Count each line below that has the word "coatings" in it, and give only the total.

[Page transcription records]
'''
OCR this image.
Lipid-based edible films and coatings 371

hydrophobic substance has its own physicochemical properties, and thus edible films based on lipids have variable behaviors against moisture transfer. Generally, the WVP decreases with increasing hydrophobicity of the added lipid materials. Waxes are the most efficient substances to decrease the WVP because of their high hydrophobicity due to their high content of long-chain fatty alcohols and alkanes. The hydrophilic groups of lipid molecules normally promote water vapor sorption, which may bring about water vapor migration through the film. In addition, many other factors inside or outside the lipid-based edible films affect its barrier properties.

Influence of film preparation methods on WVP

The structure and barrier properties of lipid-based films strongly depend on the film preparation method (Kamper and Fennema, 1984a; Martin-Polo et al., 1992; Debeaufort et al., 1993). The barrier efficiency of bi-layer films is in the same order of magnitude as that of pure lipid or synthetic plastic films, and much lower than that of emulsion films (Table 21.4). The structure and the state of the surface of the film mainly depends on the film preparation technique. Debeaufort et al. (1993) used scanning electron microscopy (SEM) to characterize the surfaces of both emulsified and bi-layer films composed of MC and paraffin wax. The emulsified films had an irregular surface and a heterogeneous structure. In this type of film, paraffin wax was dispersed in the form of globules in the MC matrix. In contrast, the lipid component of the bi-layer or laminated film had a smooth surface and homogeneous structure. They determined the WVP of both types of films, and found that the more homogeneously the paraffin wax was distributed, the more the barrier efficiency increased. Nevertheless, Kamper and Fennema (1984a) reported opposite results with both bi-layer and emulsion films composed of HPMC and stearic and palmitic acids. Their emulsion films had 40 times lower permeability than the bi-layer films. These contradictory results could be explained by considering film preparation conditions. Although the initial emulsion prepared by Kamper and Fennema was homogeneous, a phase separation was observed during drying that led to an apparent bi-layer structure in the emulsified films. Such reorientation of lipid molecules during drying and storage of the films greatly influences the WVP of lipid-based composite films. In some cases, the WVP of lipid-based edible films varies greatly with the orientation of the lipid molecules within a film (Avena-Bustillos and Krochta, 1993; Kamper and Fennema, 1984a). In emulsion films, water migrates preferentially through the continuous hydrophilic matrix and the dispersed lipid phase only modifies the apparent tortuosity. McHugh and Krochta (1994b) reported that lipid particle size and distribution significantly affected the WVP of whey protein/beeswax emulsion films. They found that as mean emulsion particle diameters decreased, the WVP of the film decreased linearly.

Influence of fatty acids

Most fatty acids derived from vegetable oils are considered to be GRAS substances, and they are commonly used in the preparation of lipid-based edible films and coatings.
'''
'''
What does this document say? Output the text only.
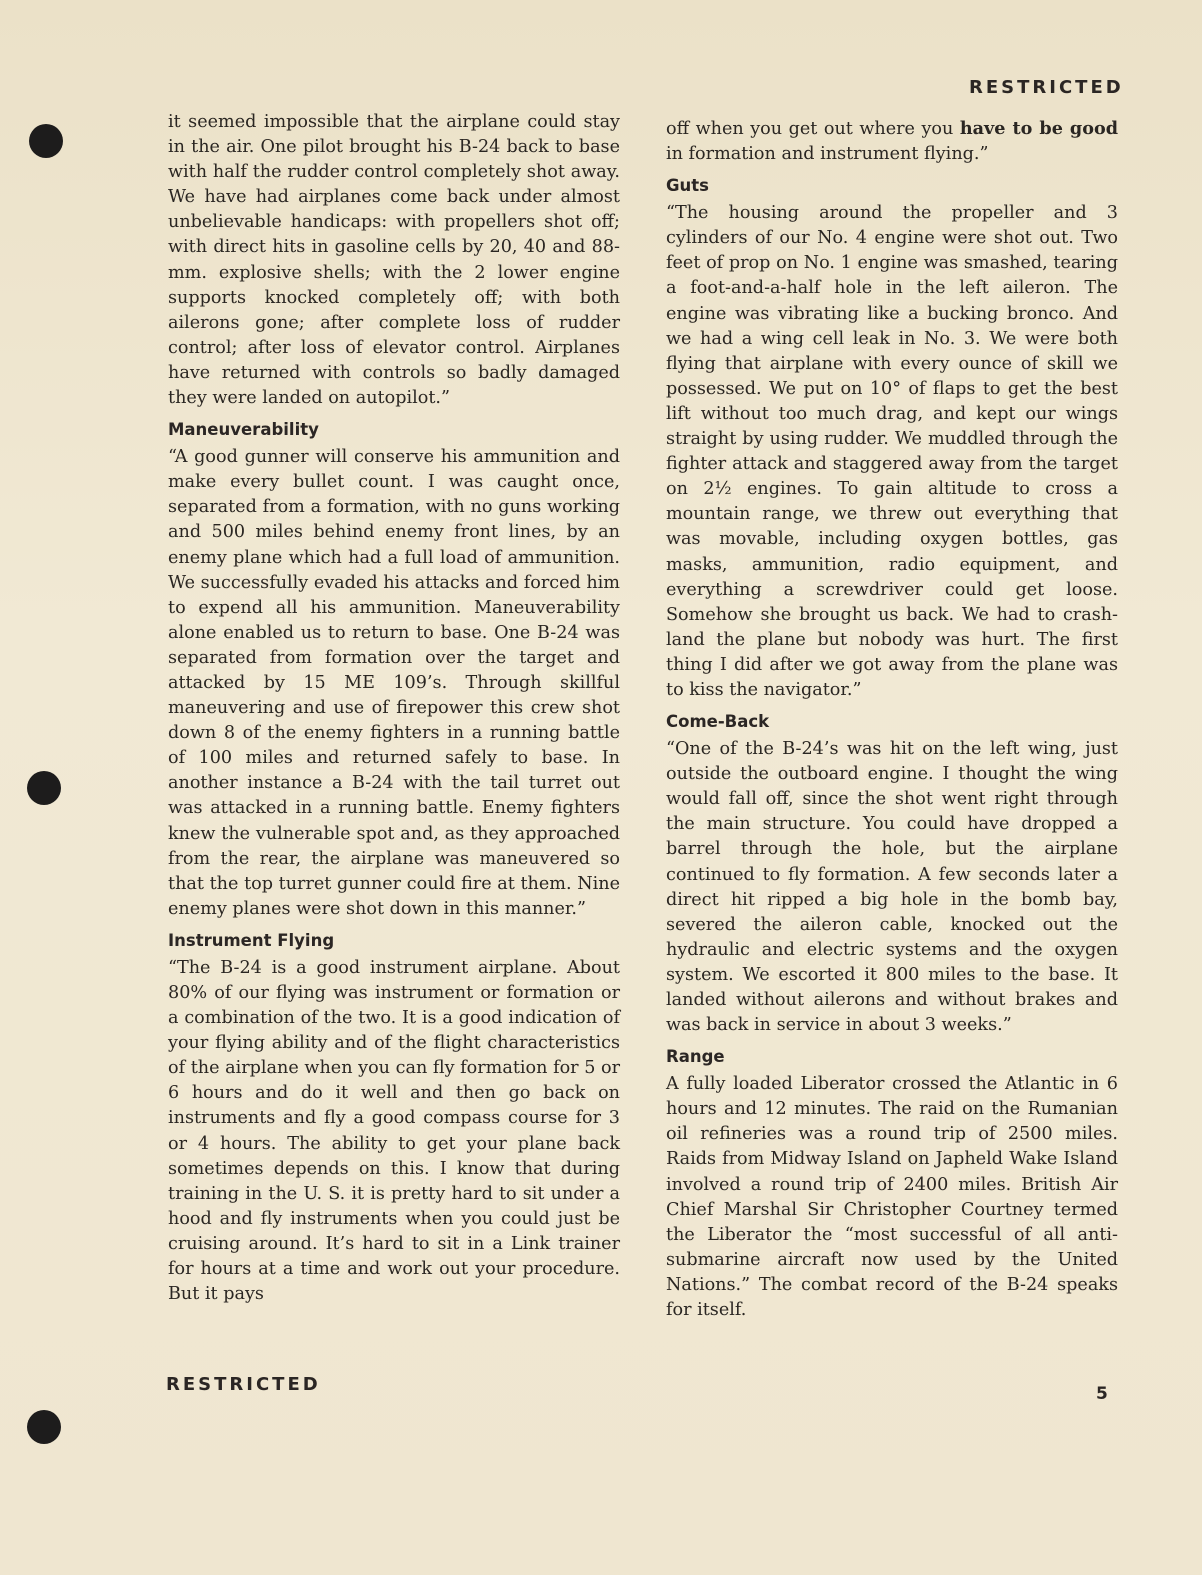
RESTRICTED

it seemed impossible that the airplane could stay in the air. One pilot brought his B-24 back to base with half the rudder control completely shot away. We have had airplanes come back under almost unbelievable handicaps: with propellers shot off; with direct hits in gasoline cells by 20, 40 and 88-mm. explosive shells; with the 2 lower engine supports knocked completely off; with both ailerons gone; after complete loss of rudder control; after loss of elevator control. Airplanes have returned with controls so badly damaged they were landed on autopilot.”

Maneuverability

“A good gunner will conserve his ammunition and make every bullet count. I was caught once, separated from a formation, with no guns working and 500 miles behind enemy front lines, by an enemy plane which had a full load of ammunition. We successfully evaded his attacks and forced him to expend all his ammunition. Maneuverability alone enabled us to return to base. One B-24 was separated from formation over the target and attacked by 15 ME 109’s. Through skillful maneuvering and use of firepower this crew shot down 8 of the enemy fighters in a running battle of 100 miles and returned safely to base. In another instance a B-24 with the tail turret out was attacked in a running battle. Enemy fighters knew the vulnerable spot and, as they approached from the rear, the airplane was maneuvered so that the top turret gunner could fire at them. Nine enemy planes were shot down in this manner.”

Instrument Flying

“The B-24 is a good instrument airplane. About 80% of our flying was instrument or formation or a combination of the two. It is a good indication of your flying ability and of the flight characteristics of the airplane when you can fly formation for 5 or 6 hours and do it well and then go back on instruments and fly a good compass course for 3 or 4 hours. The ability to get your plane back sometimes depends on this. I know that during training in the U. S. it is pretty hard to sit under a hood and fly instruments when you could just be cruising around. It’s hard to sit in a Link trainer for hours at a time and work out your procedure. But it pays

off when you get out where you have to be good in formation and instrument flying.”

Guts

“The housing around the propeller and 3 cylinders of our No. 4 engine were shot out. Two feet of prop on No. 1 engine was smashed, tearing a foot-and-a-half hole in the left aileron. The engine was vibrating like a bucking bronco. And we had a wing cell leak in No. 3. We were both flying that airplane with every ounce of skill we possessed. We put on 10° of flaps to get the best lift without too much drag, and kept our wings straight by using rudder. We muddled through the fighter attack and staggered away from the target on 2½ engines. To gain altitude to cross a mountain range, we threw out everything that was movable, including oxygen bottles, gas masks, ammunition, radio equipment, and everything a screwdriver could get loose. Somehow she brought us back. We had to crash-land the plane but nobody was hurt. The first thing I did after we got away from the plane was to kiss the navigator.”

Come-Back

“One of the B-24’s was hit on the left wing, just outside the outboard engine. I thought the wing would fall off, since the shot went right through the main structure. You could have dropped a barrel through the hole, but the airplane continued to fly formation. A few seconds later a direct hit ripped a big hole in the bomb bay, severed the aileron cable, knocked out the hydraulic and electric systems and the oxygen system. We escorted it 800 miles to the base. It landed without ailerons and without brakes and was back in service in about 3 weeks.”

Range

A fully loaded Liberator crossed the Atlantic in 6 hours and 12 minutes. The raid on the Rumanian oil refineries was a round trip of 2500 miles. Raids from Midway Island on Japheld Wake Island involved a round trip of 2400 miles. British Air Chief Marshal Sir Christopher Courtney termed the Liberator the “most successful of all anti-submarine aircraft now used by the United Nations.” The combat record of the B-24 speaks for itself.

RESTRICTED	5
'''
▶ **Your response**
2